Records for the task:
<<<<
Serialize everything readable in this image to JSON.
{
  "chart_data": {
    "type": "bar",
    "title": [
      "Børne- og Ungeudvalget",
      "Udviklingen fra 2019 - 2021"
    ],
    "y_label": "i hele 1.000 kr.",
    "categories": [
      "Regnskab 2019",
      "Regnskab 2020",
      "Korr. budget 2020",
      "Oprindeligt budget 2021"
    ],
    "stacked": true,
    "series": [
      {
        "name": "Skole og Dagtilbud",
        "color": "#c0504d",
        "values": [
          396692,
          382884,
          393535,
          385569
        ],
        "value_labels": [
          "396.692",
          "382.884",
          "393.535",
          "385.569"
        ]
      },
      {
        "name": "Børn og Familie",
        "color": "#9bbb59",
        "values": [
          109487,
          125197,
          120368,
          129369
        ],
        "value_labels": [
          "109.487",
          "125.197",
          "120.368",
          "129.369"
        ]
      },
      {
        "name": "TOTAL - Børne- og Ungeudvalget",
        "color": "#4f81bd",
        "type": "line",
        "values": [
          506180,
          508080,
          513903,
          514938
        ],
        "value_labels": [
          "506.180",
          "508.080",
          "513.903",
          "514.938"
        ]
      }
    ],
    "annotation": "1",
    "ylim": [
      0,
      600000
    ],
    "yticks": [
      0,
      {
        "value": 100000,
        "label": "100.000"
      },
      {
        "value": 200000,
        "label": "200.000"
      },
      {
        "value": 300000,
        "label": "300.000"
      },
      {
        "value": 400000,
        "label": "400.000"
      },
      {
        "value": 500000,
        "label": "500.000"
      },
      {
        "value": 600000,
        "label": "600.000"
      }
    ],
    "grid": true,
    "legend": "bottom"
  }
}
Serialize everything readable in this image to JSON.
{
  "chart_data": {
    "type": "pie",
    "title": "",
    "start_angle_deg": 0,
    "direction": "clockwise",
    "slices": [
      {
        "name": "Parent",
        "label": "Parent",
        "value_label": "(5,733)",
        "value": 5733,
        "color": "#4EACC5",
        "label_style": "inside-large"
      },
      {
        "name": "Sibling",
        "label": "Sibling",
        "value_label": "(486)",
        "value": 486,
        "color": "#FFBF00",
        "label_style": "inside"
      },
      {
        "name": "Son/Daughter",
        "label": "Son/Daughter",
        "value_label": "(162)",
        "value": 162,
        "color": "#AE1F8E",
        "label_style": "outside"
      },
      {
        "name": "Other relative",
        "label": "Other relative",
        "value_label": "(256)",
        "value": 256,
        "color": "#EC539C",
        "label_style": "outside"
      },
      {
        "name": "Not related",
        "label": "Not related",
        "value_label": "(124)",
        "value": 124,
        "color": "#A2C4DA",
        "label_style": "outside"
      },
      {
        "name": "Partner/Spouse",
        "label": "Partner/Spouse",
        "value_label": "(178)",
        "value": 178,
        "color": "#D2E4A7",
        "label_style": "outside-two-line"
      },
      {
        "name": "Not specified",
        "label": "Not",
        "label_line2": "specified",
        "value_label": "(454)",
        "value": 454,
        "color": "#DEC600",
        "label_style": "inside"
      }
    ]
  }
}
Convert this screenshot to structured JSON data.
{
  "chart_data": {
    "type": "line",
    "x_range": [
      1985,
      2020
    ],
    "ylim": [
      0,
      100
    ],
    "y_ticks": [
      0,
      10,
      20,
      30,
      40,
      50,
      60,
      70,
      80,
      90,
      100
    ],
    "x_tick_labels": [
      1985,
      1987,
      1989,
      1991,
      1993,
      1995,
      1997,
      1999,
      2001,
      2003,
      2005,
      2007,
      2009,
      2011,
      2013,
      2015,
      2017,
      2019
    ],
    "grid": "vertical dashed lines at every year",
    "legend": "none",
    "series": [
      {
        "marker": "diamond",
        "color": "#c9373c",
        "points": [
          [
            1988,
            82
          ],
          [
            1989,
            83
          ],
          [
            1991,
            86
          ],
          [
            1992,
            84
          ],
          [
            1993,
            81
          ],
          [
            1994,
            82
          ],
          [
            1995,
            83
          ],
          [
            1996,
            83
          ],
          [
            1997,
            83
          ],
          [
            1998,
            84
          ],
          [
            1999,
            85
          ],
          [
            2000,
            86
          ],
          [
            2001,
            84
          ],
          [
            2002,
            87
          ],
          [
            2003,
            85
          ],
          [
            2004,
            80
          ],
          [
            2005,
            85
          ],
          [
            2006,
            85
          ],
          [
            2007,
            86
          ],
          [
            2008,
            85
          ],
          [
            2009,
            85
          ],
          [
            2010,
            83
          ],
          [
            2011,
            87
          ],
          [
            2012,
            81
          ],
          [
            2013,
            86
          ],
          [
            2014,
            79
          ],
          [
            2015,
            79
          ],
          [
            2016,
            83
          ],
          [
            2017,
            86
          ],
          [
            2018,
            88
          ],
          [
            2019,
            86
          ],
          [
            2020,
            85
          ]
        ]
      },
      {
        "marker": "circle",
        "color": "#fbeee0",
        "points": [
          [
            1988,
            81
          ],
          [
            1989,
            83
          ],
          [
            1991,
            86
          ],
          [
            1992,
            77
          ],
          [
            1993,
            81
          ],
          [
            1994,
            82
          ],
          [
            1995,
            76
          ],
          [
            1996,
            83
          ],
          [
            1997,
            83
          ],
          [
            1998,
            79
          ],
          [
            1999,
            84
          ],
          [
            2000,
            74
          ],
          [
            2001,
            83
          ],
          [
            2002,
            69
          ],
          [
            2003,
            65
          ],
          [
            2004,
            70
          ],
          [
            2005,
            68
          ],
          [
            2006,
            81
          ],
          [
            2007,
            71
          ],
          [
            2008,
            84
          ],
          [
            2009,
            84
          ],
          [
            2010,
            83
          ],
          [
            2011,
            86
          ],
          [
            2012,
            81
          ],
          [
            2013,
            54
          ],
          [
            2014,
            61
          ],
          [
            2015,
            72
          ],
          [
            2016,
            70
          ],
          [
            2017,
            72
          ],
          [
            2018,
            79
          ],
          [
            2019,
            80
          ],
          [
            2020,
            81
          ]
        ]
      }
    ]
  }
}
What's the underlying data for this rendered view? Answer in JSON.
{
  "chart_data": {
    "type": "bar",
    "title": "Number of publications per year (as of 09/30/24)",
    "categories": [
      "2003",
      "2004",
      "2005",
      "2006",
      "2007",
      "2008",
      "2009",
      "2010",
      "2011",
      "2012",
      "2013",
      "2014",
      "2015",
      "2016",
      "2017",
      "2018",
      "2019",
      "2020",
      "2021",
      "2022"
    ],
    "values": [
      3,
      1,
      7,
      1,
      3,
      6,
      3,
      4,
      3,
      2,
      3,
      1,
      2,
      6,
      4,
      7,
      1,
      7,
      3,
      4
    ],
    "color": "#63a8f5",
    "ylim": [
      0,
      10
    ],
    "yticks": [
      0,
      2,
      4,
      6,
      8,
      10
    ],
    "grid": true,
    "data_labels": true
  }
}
>>>>
What needs to be done:
From the listing above, reproduce all the lines exactly.

Complete response:
Serialize everything readable in this image to JSON.
{
  "chart_data": {
    "type": "bar",
    "title": [
      "Børne- og Ungeudvalget",
      "Udviklingen fra 2019 - 2021"
    ],
    "y_label": "i hele 1.000 kr.",
    "categories": [
      "Regnskab 2019",
      "Regnskab 2020",
      "Korr. budget 2020",
      "Oprindeligt budget 2021"
    ],
    "stacked": true,
    "series": [
      {
        "name": "Skole og Dagtilbud",
        "color": "#c0504d",
        "values": [
          396692,
          382884,
          393535,
          385569
        ],
        "value_labels": [
          "396.692",
          "382.884",
          "393.535",
          "385.569"
        ]
      },
      {
        "name": "Børn og Familie",
        "color": "#9bbb59",
        "values": [
          109487,
          125197,
          120368,
          129369
        ],
        "value_labels": [
          "109.487",
          "125.197",
          "120.368",
          "129.369"
        ]
      },
      {
        "name": "TOTAL - Børne- og Ungeudvalget",
        "color": "#4f81bd",
        "type": "line",
        "values": [
          506180,
          508080,
          513903,
          514938
        ],
        "value_labels": [
          "506.180",
          "508.080",
          "513.903",
          "514.938"
        ]
      }
    ],
    "annotation": "1",
    "ylim": [
      0,
      600000
    ],
    "yticks": [
      0,
      {
        "value": 100000,
        "label": "100.000"
      },
      {
        "value": 200000,
        "label": "200.000"
      },
      {
        "value": 300000,
        "label": "300.000"
      },
      {
        "value": 400000,
        "label": "400.000"
      },
      {
        "value": 500000,
        "label": "500.000"
      },
      {
        "value": 600000,
        "label": "600.000"
      }
    ],
    "grid": true,
    "legend": "bottom"
  }
}
Serialize everything readable in this image to JSON.
{
  "chart_data": {
    "type": "pie",
    "title": "",
    "start_angle_deg": 0,
    "direction": "clockwise",
    "slices": [
      {
        "name": "Parent",
        "label": "Parent",
        "value_label": "(5,733)",
        "value": 5733,
        "color": "#4EACC5",
        "label_style": "inside-large"
      },
      {
        "name": "Sibling",
        "label": "Sibling",
        "value_label": "(486)",
        "value": 486,
        "color": "#FFBF00",
        "label_style": "inside"
      },
      {
        "name": "Son/Daughter",
        "label": "Son/Daughter",
        "value_label": "(162)",
        "value": 162,
        "color": "#AE1F8E",
        "label_style": "outside"
      },
      {
        "name": "Other relative",
        "label": "Other relative",
        "value_label": "(256)",
        "value": 256,
        "color": "#EC539C",
        "label_style": "outside"
      },
      {
        "name": "Not related",
        "label": "Not related",
        "value_label": "(124)",
        "value": 124,
        "color": "#A2C4DA",
        "label_style": "outside"
      },
      {
        "name": "Partner/Spouse",
        "label": "Partner/Spouse",
        "value_label": "(178)",
        "value": 178,
        "color": "#D2E4A7",
        "label_style": "outside-two-line"
      },
      {
        "name": "Not specified",
        "label": "Not",
        "label_line2": "specified",
        "value_label": "(454)",
        "value": 454,
        "color": "#DEC600",
        "label_style": "inside"
      }
    ]
  }
}
Convert this screenshot to structured JSON data.
{
  "chart_data": {
    "type": "line",
    "x_range": [
      1985,
      2020
    ],
    "ylim": [
      0,
      100
    ],
    "y_ticks": [
      0,
      10,
      20,
      30,
      40,
      50,
      60,
      70,
      80,
      90,
      100
    ],
    "x_tick_labels": [
      1985,
      1987,
      1989,
      1991,
      1993,
      1995,
      1997,
      1999,
      2001,
      2003,
      2005,
      2007,
      2009,
      2011,
      2013,
      2015,
      2017,
      2019
    ],
    "grid": "vertical dashed lines at every year",
    "legend": "none",
    "series": [
      {
        "marker": "diamond",
        "color": "#c9373c",
        "points": [
          [
            1988,
            82
          ],
          [
            1989,
            83
          ],
          [
            1991,
            86
          ],
          [
            1992,
            84
          ],
          [
            1993,
            81
          ],
          [
            1994,
            82
          ],
          [
            1995,
            83
          ],
          [
            1996,
            83
          ],
          [
            1997,
            83
          ],
          [
            1998,
            84
          ],
          [
            1999,
            85
          ],
          [
            2000,
            86
          ],
          [
            2001,
            84
          ],
          [
            2002,
            87
          ],
          [
            2003,
            85
          ],
          [
            2004,
            80
          ],
          [
            2005,
            85
          ],
          [
            2006,
            85
          ],
          [
            2007,
            86
          ],
          [
            2008,
            85
          ],
          [
            2009,
            85
          ],
          [
            2010,
            83
          ],
          [
            2011,
            87
          ],
          [
            2012,
            81
          ],
          [
            2013,
            86
          ],
          [
            2014,
            79
          ],
          [
            2015,
            79
          ],
          [
            2016,
            83
          ],
          [
            2017,
            86
          ],
          [
            2018,
            88
          ],
          [
            2019,
            86
          ],
          [
            2020,
            85
          ]
        ]
      },
      {
        "marker": "circle",
        "color": "#fbeee0",
        "points": [
          [
            1988,
            81
          ],
          [
            1989,
            83
          ],
          [
            1991,
            86
          ],
          [
            1992,
            77
          ],
          [
            1993,
            81
          ],
          [
            1994,
            82
          ],
          [
            1995,
            76
          ],
          [
            1996,
            83
          ],
          [
            1997,
            83
          ],
          [
            1998,
            79
          ],
          [
            1999,
            84
          ],
          [
            2000,
            74
          ],
          [
            2001,
            83
          ],
          [
            2002,
            69
          ],
          [
            2003,
            65
          ],
          [
            2004,
            70
          ],
          [
            2005,
            68
          ],
          [
            2006,
            81
          ],
          [
            2007,
            71
          ],
          [
            2008,
            84
          ],
          [
            2009,
            84
          ],
          [
            2010,
            83
          ],
          [
            2011,
            86
          ],
          [
            2012,
            81
          ],
          [
            2013,
            54
          ],
          [
            2014,
            61
          ],
          [
            2015,
            72
          ],
          [
            2016,
            70
          ],
          [
            2017,
            72
          ],
          [
            2018,
            79
          ],
          [
            2019,
            80
          ],
          [
            2020,
            81
          ]
        ]
      }
    ]
  }
}
What's the underlying data for this rendered view? Answer in JSON.
{
  "chart_data": {
    "type": "bar",
    "title": "Number of publications per year (as of 09/30/24)",
    "categories": [
      "2003",
      "2004",
      "2005",
      "2006",
      "2007",
      "2008",
      "2009",
      "2010",
      "2011",
      "2012",
      "2013",
      "2014",
      "2015",
      "2016",
      "2017",
      "2018",
      "2019",
      "2020",
      "2021",
      "2022"
    ],
    "values": [
      3,
      1,
      7,
      1,
      3,
      6,
      3,
      4,
      3,
      2,
      3,
      1,
      2,
      6,
      4,
      7,
      1,
      7,
      3,
      4
    ],
    "color": "#63a8f5",
    "ylim": [
      0,
      10
    ],
    "yticks": [
      0,
      2,
      4,
      6,
      8,
      10
    ],
    "grid": true,
    "data_labels": true
  }
}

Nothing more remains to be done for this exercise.